**What to produce:** Go over the listing below line by line and tally those containing "from". Give only the tally.

**Records shown:**
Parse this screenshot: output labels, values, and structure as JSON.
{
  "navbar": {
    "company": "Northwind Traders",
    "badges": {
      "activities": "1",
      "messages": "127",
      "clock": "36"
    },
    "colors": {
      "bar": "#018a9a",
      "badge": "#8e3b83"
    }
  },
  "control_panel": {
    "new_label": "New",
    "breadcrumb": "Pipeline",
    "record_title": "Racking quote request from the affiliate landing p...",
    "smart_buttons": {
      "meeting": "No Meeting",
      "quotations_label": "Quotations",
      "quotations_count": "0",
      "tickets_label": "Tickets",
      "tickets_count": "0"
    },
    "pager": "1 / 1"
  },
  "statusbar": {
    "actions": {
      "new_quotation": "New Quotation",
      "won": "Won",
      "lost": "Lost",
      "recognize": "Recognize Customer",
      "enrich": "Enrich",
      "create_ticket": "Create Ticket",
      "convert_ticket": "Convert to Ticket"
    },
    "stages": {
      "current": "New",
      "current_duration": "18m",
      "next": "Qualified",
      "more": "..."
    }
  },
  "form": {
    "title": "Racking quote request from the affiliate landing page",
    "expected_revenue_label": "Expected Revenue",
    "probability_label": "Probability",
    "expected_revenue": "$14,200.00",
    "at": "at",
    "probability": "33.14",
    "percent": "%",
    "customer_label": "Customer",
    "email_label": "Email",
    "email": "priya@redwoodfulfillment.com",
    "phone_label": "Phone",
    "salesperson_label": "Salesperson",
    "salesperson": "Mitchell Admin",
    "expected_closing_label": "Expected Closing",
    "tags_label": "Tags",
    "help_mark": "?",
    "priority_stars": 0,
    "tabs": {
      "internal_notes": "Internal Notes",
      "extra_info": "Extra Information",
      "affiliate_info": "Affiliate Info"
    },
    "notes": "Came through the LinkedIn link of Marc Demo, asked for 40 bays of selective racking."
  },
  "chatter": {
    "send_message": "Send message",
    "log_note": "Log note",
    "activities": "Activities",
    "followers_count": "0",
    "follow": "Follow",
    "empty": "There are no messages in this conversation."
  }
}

**Task solution:** 2